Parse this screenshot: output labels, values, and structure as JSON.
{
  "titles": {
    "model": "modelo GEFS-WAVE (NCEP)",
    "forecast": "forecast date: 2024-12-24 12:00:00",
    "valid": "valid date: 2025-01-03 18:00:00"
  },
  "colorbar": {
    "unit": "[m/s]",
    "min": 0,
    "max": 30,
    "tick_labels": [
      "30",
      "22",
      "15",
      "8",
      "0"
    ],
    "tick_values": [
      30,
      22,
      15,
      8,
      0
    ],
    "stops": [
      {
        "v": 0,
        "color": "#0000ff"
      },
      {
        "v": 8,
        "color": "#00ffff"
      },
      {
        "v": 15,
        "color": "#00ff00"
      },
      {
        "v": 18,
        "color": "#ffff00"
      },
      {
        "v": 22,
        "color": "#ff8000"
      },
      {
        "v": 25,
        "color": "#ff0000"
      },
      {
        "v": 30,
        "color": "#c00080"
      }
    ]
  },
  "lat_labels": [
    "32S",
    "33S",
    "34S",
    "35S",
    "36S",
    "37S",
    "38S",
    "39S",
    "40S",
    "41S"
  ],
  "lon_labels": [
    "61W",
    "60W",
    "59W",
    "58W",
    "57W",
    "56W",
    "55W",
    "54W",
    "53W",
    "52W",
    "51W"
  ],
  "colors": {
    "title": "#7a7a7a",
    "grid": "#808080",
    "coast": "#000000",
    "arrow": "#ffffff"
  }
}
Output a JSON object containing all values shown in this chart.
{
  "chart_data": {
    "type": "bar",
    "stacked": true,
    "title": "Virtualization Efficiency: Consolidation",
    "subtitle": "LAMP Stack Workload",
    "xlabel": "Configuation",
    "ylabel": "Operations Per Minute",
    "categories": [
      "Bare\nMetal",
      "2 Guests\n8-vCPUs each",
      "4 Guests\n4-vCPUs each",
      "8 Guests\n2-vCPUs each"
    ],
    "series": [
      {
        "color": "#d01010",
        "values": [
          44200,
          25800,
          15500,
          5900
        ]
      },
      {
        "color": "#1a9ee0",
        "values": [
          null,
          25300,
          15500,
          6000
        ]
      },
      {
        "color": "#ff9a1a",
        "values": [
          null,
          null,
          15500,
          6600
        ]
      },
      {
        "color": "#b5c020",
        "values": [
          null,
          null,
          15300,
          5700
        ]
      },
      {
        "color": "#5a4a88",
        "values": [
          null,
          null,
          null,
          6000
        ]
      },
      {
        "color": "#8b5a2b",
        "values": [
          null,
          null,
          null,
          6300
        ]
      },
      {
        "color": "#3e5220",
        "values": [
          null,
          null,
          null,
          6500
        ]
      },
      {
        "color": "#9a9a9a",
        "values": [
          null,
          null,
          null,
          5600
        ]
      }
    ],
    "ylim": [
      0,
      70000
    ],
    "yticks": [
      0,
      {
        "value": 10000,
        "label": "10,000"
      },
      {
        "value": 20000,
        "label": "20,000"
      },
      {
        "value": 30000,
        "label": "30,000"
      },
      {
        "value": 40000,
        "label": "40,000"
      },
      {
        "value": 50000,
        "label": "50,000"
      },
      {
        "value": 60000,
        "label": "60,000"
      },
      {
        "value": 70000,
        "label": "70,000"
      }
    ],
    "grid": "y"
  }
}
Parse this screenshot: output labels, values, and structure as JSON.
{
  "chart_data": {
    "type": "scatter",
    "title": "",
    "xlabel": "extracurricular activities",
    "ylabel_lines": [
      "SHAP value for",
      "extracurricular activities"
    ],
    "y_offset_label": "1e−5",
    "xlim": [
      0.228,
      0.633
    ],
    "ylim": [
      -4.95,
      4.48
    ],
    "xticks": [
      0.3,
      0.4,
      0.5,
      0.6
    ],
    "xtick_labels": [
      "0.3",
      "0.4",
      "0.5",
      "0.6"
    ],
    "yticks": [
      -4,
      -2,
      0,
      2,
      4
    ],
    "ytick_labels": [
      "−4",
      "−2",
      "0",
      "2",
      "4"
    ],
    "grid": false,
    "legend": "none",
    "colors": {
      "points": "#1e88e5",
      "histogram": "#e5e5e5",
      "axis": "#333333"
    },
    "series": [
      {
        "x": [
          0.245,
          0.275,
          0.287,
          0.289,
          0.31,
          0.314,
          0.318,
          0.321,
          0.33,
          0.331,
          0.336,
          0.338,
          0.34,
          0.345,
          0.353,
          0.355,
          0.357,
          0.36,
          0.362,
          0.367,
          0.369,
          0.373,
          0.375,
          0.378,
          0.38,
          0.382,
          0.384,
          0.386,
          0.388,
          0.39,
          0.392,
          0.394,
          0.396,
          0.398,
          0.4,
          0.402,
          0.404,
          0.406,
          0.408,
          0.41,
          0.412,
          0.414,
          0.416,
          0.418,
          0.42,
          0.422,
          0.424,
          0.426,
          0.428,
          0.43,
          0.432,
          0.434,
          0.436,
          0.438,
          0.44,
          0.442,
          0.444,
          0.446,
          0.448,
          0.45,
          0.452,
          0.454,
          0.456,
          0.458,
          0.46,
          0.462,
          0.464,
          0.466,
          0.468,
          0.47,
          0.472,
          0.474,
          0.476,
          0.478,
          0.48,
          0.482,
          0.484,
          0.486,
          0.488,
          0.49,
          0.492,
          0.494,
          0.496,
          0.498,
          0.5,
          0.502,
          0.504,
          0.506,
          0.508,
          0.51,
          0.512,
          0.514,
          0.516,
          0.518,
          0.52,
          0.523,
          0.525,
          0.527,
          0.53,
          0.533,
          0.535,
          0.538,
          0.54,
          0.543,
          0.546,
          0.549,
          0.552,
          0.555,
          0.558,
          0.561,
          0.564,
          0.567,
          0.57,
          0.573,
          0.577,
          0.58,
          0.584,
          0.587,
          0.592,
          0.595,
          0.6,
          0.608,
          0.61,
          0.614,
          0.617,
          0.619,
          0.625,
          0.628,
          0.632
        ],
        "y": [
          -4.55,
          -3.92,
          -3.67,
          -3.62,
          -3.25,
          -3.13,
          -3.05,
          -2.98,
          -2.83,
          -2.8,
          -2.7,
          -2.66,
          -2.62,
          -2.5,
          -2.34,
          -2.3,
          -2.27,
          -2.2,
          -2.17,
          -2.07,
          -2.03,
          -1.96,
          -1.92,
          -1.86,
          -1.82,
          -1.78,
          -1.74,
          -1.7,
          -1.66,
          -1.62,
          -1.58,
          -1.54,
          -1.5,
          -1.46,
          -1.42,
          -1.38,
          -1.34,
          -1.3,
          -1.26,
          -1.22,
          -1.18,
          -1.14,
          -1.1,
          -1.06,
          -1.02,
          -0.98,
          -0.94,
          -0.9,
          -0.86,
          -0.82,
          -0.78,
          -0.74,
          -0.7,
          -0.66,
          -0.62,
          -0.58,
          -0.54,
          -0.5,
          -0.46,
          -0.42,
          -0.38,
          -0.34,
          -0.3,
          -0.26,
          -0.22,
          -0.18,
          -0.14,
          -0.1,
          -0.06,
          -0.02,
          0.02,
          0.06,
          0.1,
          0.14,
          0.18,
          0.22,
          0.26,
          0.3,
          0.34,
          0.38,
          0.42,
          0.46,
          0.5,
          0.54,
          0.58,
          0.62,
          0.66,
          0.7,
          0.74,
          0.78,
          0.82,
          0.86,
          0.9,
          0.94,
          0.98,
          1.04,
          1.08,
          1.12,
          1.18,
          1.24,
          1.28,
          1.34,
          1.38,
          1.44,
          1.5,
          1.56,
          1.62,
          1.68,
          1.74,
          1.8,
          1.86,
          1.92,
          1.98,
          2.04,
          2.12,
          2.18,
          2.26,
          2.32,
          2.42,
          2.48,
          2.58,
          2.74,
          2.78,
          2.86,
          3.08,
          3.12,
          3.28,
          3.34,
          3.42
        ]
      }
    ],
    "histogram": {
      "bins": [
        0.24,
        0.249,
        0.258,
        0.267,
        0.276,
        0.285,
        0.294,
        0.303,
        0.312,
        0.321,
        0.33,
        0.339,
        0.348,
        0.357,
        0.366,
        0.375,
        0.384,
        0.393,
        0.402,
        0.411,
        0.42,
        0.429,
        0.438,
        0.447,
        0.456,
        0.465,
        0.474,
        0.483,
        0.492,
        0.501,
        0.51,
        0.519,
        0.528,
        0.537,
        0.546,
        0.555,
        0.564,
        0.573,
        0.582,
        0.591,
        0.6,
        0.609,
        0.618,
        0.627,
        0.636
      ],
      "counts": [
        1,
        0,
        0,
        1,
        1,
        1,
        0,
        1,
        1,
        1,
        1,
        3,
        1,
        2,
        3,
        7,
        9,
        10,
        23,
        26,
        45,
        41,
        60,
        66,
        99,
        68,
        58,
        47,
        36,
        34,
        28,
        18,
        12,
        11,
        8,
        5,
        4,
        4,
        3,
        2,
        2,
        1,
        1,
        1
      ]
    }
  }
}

##############################

-- EXERCISE --
Check each line above for the word "extracurricular" and copy the ones that have it.

-- RIGHT ANSWER --
    "xlabel": "extracurricular activities",
      "extracurricular activities"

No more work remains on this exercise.